**WORK TO BE COMPLETED:** Without the pictures, return each record as it appears.
(begin)
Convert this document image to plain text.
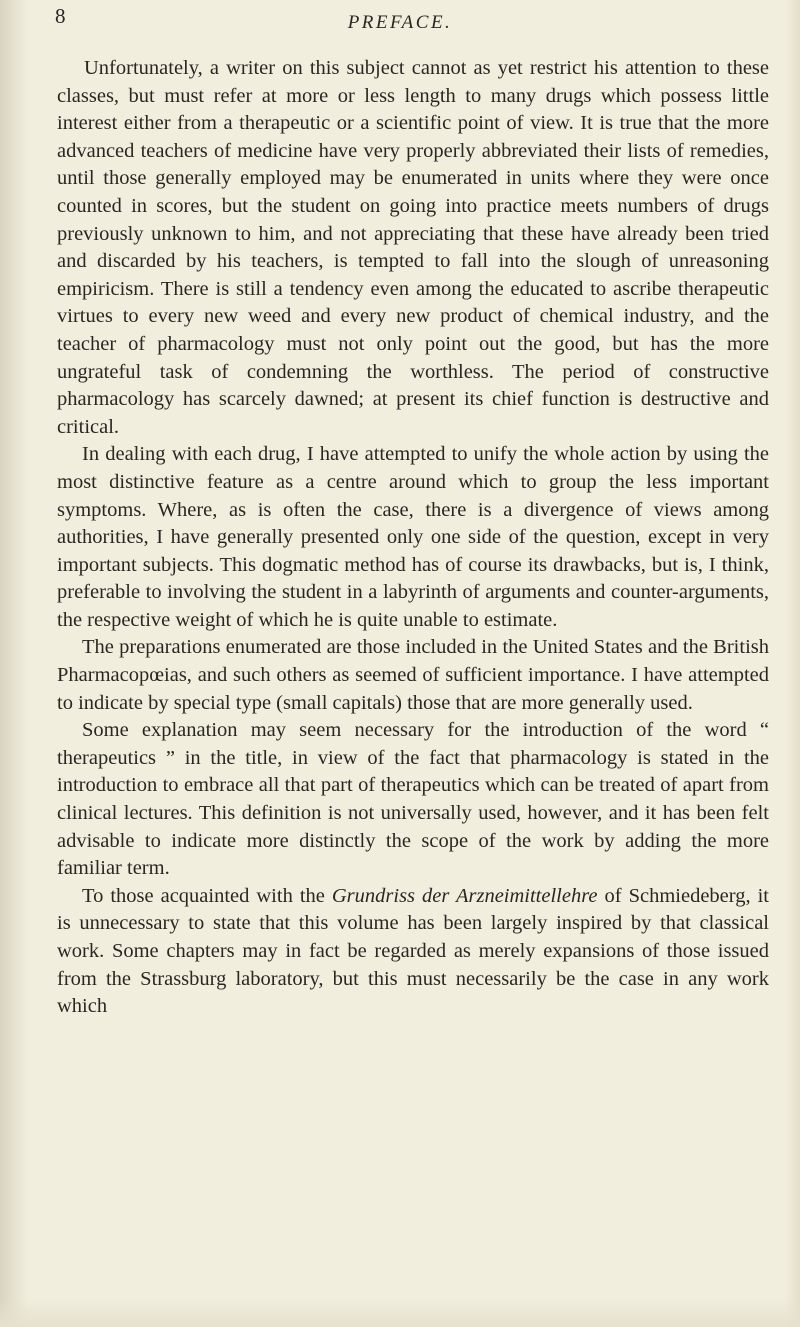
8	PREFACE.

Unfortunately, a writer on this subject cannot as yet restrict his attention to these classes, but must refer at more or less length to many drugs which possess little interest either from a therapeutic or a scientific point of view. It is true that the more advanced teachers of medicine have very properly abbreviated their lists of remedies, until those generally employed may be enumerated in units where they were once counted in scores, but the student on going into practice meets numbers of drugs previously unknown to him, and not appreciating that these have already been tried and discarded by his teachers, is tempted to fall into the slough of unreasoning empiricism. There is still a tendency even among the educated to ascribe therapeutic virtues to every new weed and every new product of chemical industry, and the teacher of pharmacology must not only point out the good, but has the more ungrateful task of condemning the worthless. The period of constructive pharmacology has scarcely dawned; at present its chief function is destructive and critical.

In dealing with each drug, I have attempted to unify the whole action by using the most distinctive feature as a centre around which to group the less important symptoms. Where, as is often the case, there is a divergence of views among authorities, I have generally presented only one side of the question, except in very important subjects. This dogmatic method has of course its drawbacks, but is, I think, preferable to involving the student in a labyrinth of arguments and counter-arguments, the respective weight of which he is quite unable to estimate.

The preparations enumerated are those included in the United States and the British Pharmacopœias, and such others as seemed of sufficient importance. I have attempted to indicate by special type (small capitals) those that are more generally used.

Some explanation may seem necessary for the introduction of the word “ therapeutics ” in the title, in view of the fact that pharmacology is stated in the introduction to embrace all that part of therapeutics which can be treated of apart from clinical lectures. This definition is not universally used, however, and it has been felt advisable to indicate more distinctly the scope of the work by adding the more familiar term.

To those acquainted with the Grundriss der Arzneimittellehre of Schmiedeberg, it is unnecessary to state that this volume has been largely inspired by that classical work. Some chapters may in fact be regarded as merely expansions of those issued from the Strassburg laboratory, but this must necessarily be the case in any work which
(end)
**SOLUTION TO THIS PROBLEM:**
Convert this document image to plain text.
8	PREFACE.

Unfortunately, a writer on this subject cannot as yet restrict his attention to these classes, but must refer at more or less length to many drugs which possess little interest either from a therapeutic or a scientific point of view. It is true that the more advanced teachers of medicine have very properly abbreviated their lists of remedies, until those generally employed may be enumerated in units where they were once counted in scores, but the student on going into practice meets numbers of drugs previously unknown to him, and not appreciating that these have already been tried and discarded by his teachers, is tempted to fall into the slough of unreasoning empiricism. There is still a tendency even among the educated to ascribe therapeutic virtues to every new weed and every new product of chemical industry, and the teacher of pharmacology must not only point out the good, but has the more ungrateful task of condemning the worthless. The period of constructive pharmacology has scarcely dawned; at present its chief function is destructive and critical.

In dealing with each drug, I have attempted to unify the whole action by using the most distinctive feature as a centre around which to group the less important symptoms. Where, as is often the case, there is a divergence of views among authorities, I have generally presented only one side of the question, except in very important subjects. This dogmatic method has of course its drawbacks, but is, I think, preferable to involving the student in a labyrinth of arguments and counter-arguments, the respective weight of which he is quite unable to estimate.

The preparations enumerated are those included in the United States and the British Pharmacopœias, and such others as seemed of sufficient importance. I have attempted to indicate by special type (small capitals) those that are more generally used.

Some explanation may seem necessary for the introduction of the word “ therapeutics ” in the title, in view of the fact that pharmacology is stated in the introduction to embrace all that part of therapeutics which can be treated of apart from clinical lectures. This definition is not universally used, however, and it has been felt advisable to indicate more distinctly the scope of the work by adding the more familiar term.

To those acquainted with the Grundriss der Arzneimittellehre of Schmiedeberg, it is unnecessary to state that this volume has been largely inspired by that classical work. Some chapters may in fact be regarded as merely expansions of those issued from the Strassburg laboratory, but this must necessarily be the case in any work which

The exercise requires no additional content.